Problem to work on: The entire listing is to be repeated verbatim.

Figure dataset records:
########################################

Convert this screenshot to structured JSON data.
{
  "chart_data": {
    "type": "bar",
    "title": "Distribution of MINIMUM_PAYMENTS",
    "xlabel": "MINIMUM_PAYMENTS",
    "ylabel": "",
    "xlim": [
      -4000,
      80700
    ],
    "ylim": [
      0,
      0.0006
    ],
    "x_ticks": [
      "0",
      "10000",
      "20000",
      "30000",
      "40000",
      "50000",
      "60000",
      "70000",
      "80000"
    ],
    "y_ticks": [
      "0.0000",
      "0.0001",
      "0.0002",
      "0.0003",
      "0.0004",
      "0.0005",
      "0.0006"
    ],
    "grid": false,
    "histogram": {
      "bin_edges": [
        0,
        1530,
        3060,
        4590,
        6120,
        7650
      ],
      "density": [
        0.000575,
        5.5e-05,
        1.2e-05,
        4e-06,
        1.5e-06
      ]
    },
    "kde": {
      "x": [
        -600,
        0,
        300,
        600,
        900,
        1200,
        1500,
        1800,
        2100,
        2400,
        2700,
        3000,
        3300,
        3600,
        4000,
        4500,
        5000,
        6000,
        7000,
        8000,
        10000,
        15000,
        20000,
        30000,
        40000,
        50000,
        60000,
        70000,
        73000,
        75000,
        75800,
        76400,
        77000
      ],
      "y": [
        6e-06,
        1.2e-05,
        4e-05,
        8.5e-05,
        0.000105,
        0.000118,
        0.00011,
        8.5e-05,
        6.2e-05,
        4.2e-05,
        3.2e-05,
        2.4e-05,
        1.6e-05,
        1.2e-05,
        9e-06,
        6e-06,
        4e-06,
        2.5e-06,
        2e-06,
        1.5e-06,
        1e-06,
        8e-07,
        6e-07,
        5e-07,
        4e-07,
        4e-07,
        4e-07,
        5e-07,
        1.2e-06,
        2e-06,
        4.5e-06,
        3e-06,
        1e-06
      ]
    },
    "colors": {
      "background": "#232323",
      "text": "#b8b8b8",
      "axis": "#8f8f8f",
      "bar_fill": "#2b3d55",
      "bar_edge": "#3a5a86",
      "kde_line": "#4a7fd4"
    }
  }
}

########################################

Correct result:
Convert this screenshot to structured JSON data.
{
  "chart_data": {
    "type": "bar",
    "title": "Distribution of MINIMUM_PAYMENTS",
    "xlabel": "MINIMUM_PAYMENTS",
    "ylabel": "",
    "xlim": [
      -4000,
      80700
    ],
    "ylim": [
      0,
      0.0006
    ],
    "x_ticks": [
      "0",
      "10000",
      "20000",
      "30000",
      "40000",
      "50000",
      "60000",
      "70000",
      "80000"
    ],
    "y_ticks": [
      "0.0000",
      "0.0001",
      "0.0002",
      "0.0003",
      "0.0004",
      "0.0005",
      "0.0006"
    ],
    "grid": false,
    "histogram": {
      "bin_edges": [
        0,
        1530,
        3060,
        4590,
        6120,
        7650
      ],
      "density": [
        0.000575,
        5.5e-05,
        1.2e-05,
        4e-06,
        1.5e-06
      ]
    },
    "kde": {
      "x": [
        -600,
        0,
        300,
        600,
        900,
        1200,
        1500,
        1800,
        2100,
        2400,
        2700,
        3000,
        3300,
        3600,
        4000,
        4500,
        5000,
        6000,
        7000,
        8000,
        10000,
        15000,
        20000,
        30000,
        40000,
        50000,
        60000,
        70000,
        73000,
        75000,
        75800,
        76400,
        77000
      ],
      "y": [
        6e-06,
        1.2e-05,
        4e-05,
        8.5e-05,
        0.000105,
        0.000118,
        0.00011,
        8.5e-05,
        6.2e-05,
        4.2e-05,
        3.2e-05,
        2.4e-05,
        1.6e-05,
        1.2e-05,
        9e-06,
        6e-06,
        4e-06,
        2.5e-06,
        2e-06,
        1.5e-06,
        1e-06,
        8e-07,
        6e-07,
        5e-07,
        4e-07,
        4e-07,
        4e-07,
        5e-07,
        1.2e-06,
        2e-06,
        4.5e-06,
        3e-06,
        1e-06
      ]
    },
    "colors": {
      "background": "#232323",
      "text": "#b8b8b8",
      "axis": "#8f8f8f",
      "bar_fill": "#2b3d55",
      "bar_edge": "#3a5a86",
      "kde_line": "#4a7fd4"
    }
  }
}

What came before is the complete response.